Aim of the exercise:
Write out the full listing exactly as given, minus the images.

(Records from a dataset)

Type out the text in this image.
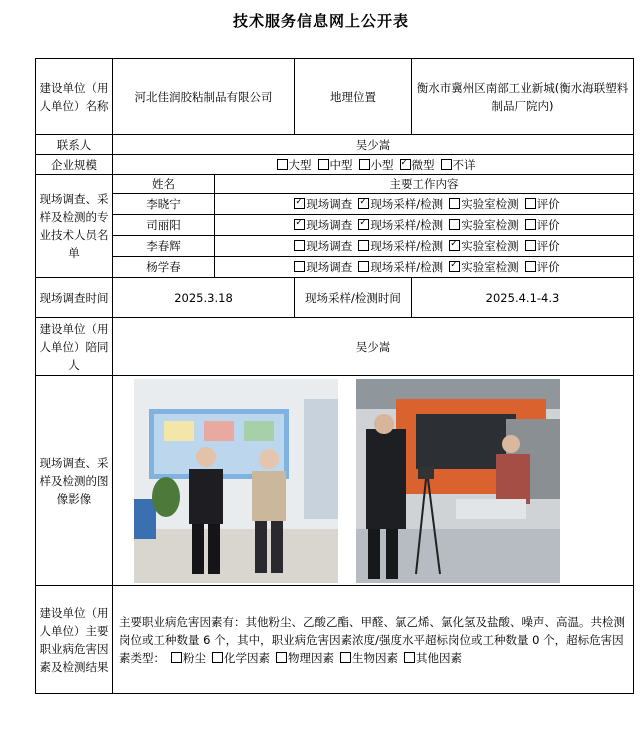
技术服务信息网上公开表
建设单位（用人单位）名称	河北佳润胶粘制品有限公司		地理位置	衡水市冀州区南部工业新城(衡水海联塑料制品厂院内)
联系人	吴少嵩			
企业规模	大型 中型 小型 ✓ 微型 不详
现场调查、采样及检测的专业技术人员名单	姓名	主要工作内容		
	李晓宁	✓现场调查 ✓ 现场采样/检测 实验室检测 评价
	司丽阳	✓现场调查 ✓ 现场采样/检测 实验室检测 评价
	李春辉	现场调查 现场采样/检测 ✓ 实验室检测 评价
	杨学春	现场调查 现场采样/检测 ✓ 实验室检测 评价
现场调查时间	2025.3.18		现场采样/检测时间	2025.4.1-4.3
建设单位（用人单位）陪同人	吴少嵩			
现场调查、采样及检测的图像影像	
建设单位（用人单位）主要职业病危害因素及检测结果	主要职业病危害因素有：其他粉尘、乙酸乙酯、甲醛、氯乙烯、氯化氢及盐酸、噪声、高温。共检测岗位或工种数量 6 个，其中，职业病危害因素浓度/强度水平超标岗位或工种数量 0 个，超标危害因素类型： 粉尘 化学因素 物理因素 生物因素 其他因素			
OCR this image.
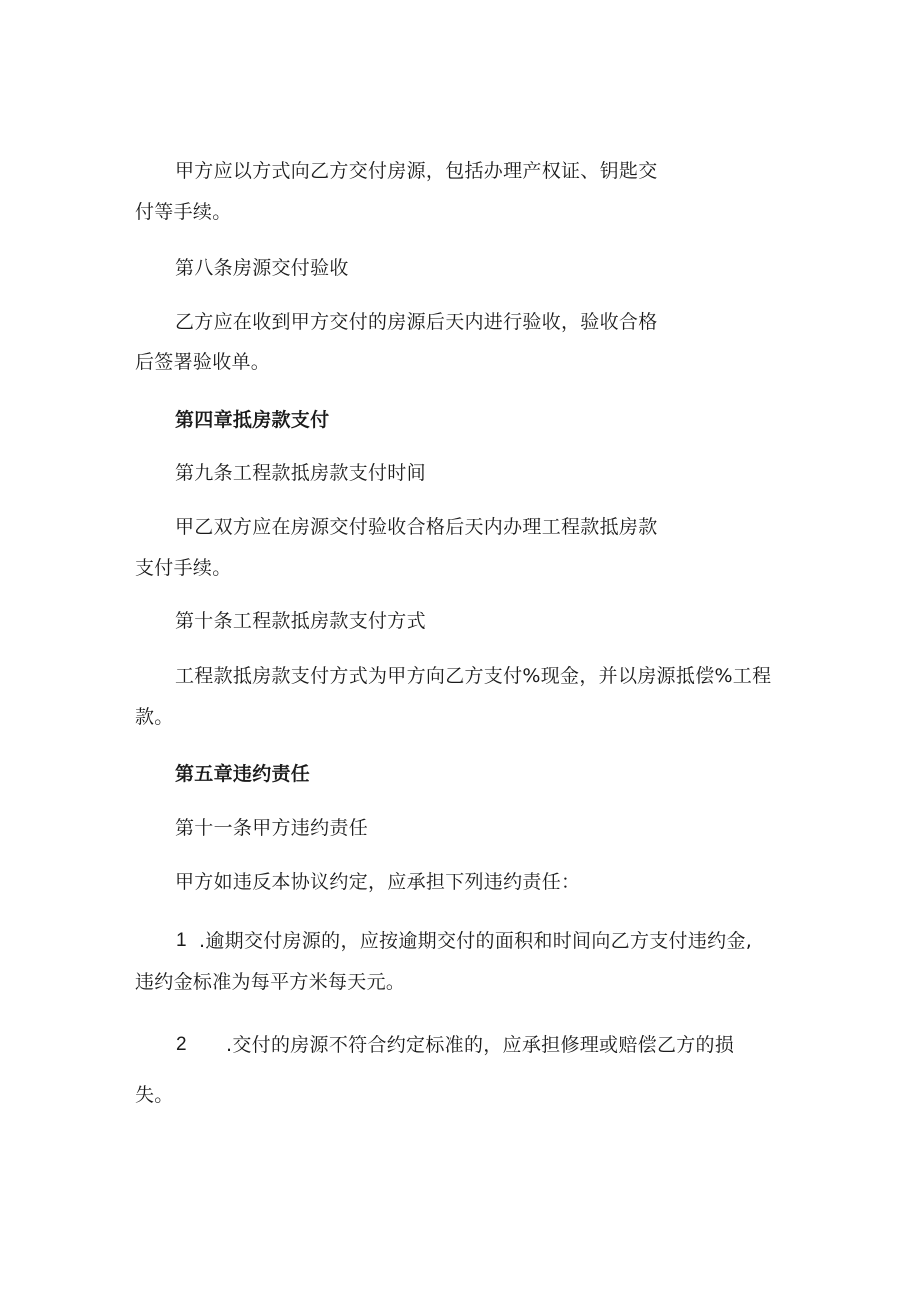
甲方应以方式向乙方交付房源，包括办理产权证、钥匙交
付等手续。
第八条房源交付验收
乙方应在收到甲方交付的房源后天内进行验收，验收合格
后签署验收单。
第四章抵房款支付
第九条工程款抵房款支付时间
甲乙双方应在房源交付验收合格后天内办理工程款抵房款
支付手续。
第十条工程款抵房款支付方式
工程款抵房款支付方式为甲方向乙方支付%现金，并以房源抵偿%工程
款。
第五章违约责任
第十一条甲方违约责任
甲方如违反本协议约定，应承担下列违约责任：
1 .逾期交付房源的，应按逾期交付的面积和时间向乙方支付违约金,
违约金标准为每平方米每天元。
2 .交付的房源不符合约定标准的，应承担修理或赔偿乙方的损
失。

Final answer:
Type out the text in this image.
技术服务信息网上公开表
建设单位（用人单位）名称	河北佳润胶粘制品有限公司		地理位置	衡水市冀州区南部工业新城(衡水海联塑料制品厂院内)
联系人	吴少嵩			
企业规模	大型 中型 小型 ✓ 微型 不详
现场调查、采样及检测的专业技术人员名单	姓名	主要工作内容		
	李晓宁	✓现场调查 ✓ 现场采样/检测 实验室检测 评价
	司丽阳	✓现场调查 ✓ 现场采样/检测 实验室检测 评价
	李春辉	现场调查 现场采样/检测 ✓ 实验室检测 评价
	杨学春	现场调查 现场采样/检测 ✓ 实验室检测 评价
现场调查时间	2025.3.18		现场采样/检测时间	2025.4.1-4.3
建设单位（用人单位）陪同人	吴少嵩			
现场调查、采样及检测的图像影像	
建设单位（用人单位）主要职业病危害因素及检测结果	主要职业病危害因素有：其他粉尘、乙酸乙酯、甲醛、氯乙烯、氯化氢及盐酸、噪声、高温。共检测岗位或工种数量 6 个，其中，职业病危害因素浓度/强度水平超标岗位或工种数量 0 个，超标危害因素类型： 粉尘 化学因素 物理因素 生物因素 其他因素			
OCR this image.
甲方应以方式向乙方交付房源，包括办理产权证、钥匙交
付等手续。
第八条房源交付验收
乙方应在收到甲方交付的房源后天内进行验收，验收合格
后签署验收单。
第四章抵房款支付
第九条工程款抵房款支付时间
甲乙双方应在房源交付验收合格后天内办理工程款抵房款
支付手续。
第十条工程款抵房款支付方式
工程款抵房款支付方式为甲方向乙方支付%现金，并以房源抵偿%工程
款。
第五章违约责任
第十一条甲方违约责任
甲方如违反本协议约定，应承担下列违约责任：
1 .逾期交付房源的，应按逾期交付的面积和时间向乙方支付违约金,
违约金标准为每平方米每天元。
2 .交付的房源不符合约定标准的，应承担修理或赔偿乙方的损
失。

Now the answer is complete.